# Direction
Look for "totale" in the listing below. Gather each line that contains it.

Saved entries:
____

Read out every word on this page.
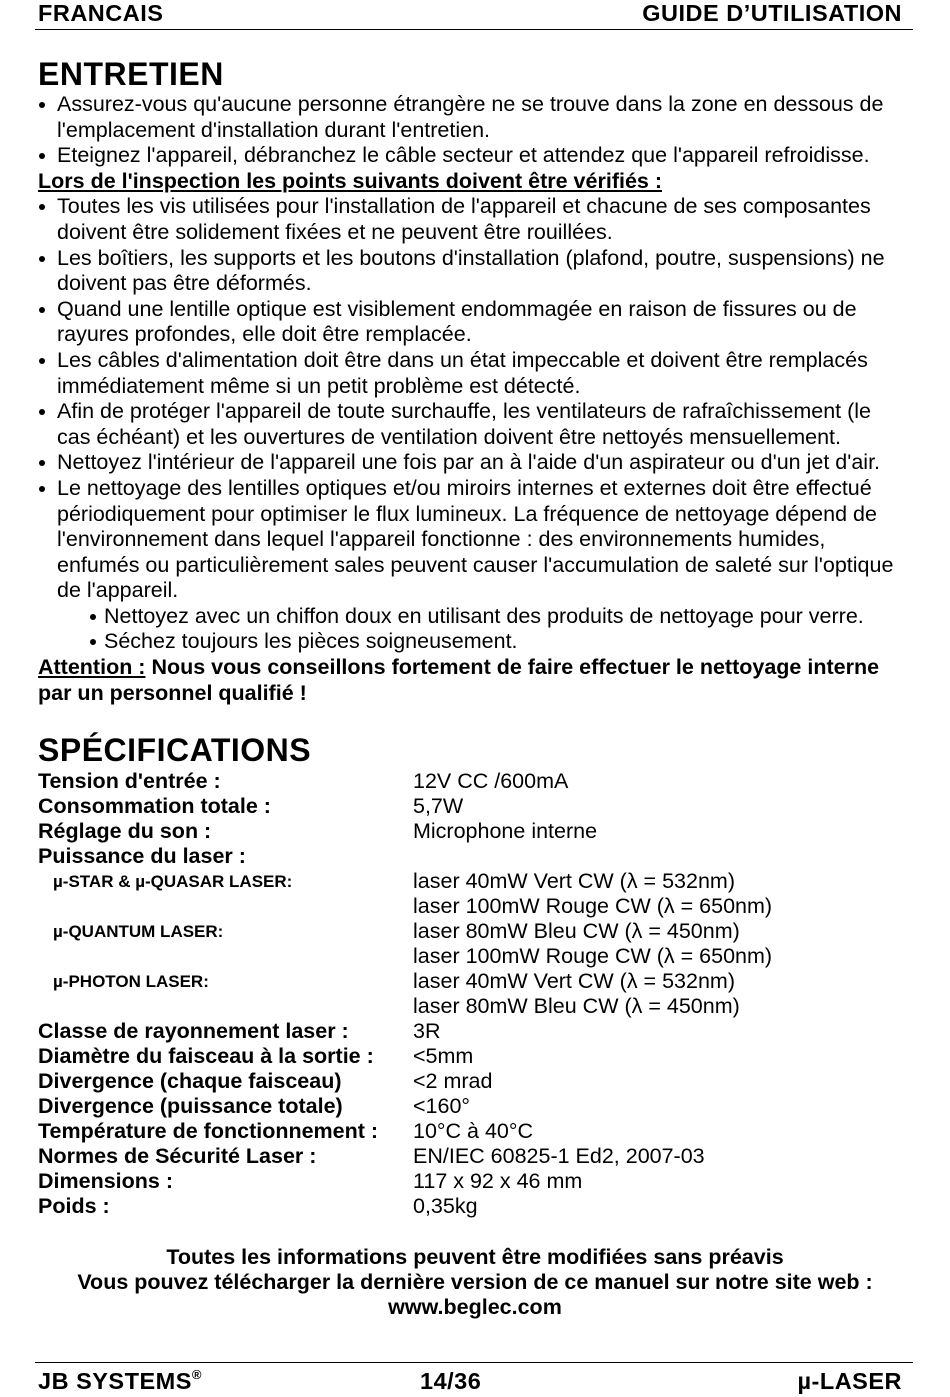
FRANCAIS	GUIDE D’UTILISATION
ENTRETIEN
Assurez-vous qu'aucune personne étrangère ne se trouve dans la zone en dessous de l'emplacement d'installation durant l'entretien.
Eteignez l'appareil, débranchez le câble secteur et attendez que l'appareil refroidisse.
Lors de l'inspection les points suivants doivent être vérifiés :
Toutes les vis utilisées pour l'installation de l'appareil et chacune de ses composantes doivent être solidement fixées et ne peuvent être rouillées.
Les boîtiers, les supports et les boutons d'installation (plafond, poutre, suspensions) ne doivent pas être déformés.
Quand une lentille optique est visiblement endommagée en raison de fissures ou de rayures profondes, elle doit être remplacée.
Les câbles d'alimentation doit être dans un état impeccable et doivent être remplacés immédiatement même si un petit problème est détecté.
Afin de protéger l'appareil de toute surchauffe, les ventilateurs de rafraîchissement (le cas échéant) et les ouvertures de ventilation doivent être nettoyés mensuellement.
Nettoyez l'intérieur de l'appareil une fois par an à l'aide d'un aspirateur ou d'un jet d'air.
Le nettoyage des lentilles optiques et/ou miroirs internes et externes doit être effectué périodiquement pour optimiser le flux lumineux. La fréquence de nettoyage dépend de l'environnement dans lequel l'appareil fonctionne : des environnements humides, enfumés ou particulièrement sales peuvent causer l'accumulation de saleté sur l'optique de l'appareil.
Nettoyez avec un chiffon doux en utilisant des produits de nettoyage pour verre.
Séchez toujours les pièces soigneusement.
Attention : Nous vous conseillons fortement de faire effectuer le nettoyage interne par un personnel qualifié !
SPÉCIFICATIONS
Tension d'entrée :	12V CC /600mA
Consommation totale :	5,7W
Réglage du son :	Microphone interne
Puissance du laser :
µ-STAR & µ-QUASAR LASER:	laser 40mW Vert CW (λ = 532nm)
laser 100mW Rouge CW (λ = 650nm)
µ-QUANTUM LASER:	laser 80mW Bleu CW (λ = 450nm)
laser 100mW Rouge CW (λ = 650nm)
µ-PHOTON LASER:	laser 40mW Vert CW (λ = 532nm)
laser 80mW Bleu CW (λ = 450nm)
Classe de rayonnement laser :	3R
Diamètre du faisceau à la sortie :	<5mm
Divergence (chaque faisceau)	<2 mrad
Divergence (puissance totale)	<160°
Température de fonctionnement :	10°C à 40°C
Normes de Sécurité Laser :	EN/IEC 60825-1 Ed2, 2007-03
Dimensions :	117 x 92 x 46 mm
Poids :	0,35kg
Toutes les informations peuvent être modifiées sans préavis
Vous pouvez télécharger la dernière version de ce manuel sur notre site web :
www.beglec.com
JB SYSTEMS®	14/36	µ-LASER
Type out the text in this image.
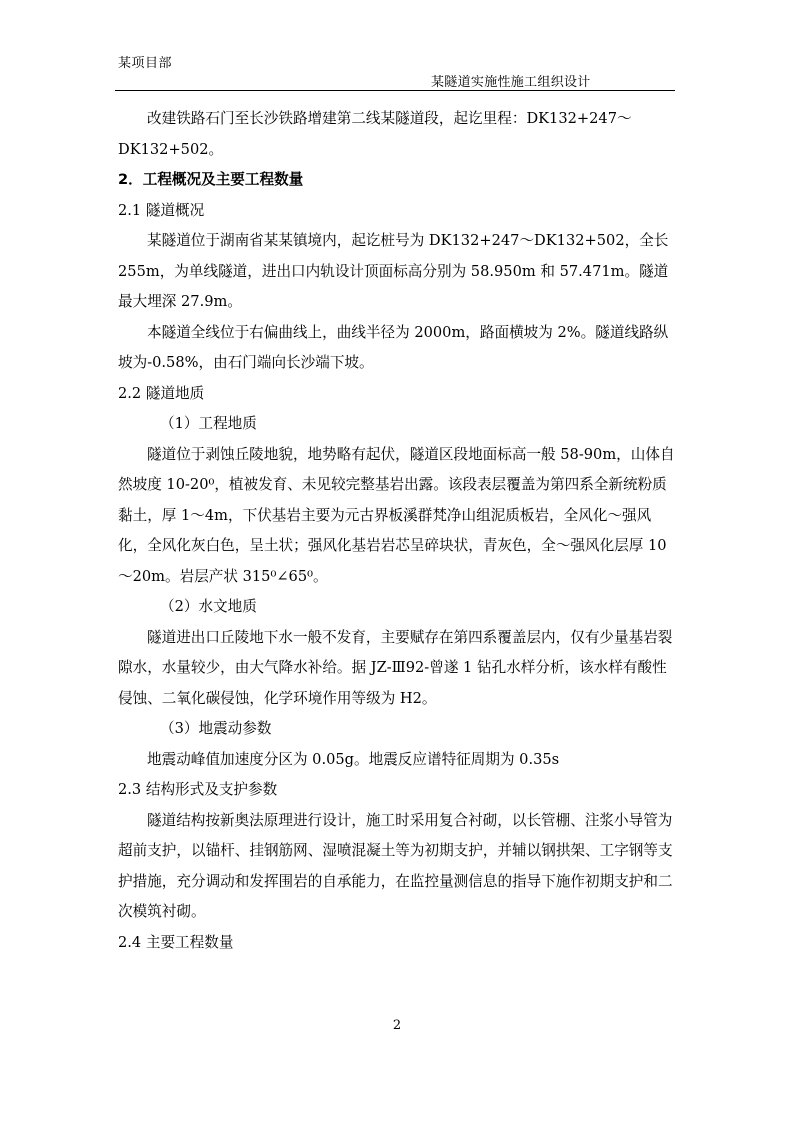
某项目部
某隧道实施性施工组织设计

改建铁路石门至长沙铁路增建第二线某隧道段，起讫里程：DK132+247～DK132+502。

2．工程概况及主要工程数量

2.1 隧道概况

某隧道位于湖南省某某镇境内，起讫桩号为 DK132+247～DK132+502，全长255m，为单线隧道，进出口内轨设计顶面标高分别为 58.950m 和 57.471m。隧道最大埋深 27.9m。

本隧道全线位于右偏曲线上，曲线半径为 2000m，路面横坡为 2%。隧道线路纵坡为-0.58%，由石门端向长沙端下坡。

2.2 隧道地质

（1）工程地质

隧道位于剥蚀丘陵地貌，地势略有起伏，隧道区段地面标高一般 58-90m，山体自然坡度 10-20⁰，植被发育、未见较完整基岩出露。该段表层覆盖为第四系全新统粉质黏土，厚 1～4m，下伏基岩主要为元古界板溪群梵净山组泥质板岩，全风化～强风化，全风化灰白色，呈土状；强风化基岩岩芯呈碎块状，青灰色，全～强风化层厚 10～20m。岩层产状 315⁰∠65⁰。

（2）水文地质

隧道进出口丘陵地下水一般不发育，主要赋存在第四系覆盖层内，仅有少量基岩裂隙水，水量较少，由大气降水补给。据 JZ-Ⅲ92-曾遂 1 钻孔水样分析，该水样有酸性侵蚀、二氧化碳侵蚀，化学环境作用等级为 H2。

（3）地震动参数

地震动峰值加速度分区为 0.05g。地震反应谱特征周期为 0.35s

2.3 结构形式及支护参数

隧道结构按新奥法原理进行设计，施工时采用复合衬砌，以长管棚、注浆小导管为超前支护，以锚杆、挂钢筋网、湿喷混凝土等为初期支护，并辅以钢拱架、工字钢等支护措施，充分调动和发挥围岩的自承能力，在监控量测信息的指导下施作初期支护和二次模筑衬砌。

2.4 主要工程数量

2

____

# Response
Consommation totale :	5,7W
Divergence (puissance totale)	<160°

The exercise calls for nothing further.